▶ _Stated problem_:
Copy each line of the entries that contains the word "calidad".

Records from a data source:

^^^^

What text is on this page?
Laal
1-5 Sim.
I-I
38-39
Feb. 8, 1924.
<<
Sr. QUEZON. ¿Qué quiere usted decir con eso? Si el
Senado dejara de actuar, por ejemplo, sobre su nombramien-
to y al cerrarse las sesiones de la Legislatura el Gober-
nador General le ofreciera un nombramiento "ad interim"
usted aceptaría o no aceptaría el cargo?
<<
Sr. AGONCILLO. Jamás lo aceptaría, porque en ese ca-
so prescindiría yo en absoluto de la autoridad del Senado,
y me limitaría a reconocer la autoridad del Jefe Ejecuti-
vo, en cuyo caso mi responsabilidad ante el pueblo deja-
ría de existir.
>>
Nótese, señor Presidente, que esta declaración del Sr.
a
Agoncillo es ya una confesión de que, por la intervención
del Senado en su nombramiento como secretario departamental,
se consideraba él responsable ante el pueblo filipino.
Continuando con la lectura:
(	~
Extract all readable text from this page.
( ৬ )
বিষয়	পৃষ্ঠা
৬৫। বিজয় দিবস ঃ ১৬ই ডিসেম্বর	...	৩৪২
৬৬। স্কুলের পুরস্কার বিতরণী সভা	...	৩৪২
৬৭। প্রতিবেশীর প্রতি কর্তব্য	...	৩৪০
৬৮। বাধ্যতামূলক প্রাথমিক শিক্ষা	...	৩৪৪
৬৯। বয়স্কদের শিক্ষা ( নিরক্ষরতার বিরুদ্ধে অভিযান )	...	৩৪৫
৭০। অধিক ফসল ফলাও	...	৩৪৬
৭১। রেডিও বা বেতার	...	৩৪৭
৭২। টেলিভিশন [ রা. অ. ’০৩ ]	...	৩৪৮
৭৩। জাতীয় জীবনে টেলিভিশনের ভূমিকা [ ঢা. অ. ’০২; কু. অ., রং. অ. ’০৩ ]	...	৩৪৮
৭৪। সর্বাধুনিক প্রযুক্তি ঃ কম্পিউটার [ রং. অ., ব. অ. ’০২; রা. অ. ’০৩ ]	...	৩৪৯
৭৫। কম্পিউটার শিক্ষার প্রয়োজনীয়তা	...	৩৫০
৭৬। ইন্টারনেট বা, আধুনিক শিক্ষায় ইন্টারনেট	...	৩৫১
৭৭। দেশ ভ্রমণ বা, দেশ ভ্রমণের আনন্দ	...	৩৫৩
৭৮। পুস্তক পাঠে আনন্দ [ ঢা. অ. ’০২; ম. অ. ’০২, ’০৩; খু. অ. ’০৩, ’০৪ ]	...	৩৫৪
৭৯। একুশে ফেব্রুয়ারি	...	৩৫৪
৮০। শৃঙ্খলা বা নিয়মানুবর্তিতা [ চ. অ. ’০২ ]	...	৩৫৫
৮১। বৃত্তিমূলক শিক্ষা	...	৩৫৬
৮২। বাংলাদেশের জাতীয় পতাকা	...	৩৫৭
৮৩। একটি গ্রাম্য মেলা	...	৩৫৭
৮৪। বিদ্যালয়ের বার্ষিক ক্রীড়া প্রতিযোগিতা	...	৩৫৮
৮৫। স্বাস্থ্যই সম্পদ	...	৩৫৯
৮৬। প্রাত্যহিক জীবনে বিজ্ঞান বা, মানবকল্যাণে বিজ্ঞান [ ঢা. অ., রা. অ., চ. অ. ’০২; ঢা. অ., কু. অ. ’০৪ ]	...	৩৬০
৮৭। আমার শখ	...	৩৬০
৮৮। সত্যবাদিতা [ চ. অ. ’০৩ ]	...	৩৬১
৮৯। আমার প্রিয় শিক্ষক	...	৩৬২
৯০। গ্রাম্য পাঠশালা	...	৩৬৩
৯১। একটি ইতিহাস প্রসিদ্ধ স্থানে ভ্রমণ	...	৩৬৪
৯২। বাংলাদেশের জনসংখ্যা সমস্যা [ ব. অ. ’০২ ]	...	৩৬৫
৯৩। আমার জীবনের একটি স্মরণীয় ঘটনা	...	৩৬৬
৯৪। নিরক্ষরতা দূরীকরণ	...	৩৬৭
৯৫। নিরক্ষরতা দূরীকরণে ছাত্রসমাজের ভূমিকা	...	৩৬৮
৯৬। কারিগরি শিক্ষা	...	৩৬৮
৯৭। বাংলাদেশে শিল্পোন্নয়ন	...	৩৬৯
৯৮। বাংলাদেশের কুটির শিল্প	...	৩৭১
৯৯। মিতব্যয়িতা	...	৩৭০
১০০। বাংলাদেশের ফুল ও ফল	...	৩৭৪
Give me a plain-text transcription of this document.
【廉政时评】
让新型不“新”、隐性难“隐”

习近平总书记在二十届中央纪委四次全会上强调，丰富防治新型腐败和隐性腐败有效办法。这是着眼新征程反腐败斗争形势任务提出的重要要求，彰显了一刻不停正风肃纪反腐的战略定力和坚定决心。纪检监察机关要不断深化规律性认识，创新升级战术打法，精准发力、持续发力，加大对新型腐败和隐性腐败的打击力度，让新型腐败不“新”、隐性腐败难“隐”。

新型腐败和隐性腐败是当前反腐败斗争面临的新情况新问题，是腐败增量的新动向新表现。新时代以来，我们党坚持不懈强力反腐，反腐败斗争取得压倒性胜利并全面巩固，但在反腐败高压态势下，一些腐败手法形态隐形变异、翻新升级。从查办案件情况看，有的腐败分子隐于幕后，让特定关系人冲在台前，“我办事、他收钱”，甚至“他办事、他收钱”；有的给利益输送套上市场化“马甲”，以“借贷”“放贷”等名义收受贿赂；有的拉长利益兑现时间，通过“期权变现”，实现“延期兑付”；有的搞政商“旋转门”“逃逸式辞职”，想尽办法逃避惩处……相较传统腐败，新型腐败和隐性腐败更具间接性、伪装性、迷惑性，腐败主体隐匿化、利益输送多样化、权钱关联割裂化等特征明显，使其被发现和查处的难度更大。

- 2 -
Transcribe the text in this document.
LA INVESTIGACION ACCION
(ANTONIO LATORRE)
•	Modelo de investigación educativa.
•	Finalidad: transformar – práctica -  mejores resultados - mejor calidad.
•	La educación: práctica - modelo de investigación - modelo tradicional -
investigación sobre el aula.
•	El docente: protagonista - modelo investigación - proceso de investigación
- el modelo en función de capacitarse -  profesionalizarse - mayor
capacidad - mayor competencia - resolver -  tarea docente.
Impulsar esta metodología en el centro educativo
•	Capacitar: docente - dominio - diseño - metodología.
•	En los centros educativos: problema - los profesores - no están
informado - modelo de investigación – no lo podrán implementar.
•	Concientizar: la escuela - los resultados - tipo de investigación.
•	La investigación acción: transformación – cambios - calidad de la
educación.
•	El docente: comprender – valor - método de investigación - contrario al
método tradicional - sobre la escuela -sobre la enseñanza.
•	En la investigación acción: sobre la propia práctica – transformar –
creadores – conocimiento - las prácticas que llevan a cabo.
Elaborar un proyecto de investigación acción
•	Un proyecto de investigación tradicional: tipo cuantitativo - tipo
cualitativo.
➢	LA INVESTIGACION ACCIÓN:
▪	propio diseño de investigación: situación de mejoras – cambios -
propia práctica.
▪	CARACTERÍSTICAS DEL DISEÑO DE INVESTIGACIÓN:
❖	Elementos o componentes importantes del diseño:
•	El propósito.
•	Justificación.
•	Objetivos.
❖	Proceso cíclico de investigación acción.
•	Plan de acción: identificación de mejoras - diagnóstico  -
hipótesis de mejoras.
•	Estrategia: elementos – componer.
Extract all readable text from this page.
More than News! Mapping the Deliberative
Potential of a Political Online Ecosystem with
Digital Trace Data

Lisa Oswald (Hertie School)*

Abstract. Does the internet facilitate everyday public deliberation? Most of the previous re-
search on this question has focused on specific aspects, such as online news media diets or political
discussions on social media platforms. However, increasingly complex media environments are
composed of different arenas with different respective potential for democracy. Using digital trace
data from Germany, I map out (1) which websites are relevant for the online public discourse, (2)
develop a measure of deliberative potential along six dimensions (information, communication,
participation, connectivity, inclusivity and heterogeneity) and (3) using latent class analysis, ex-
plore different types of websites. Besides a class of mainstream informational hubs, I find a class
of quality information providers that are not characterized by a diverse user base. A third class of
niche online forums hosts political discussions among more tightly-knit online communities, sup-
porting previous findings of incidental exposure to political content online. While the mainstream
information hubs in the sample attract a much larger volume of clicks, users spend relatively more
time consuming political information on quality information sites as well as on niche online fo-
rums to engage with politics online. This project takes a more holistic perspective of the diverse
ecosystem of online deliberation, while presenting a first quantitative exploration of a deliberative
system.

^^^^

▶ _Exercise response_:
•	Finalidad: transformar – práctica -  mejores resultados - mejor calidad.
•	La investigación acción: transformación – cambios - calidad de la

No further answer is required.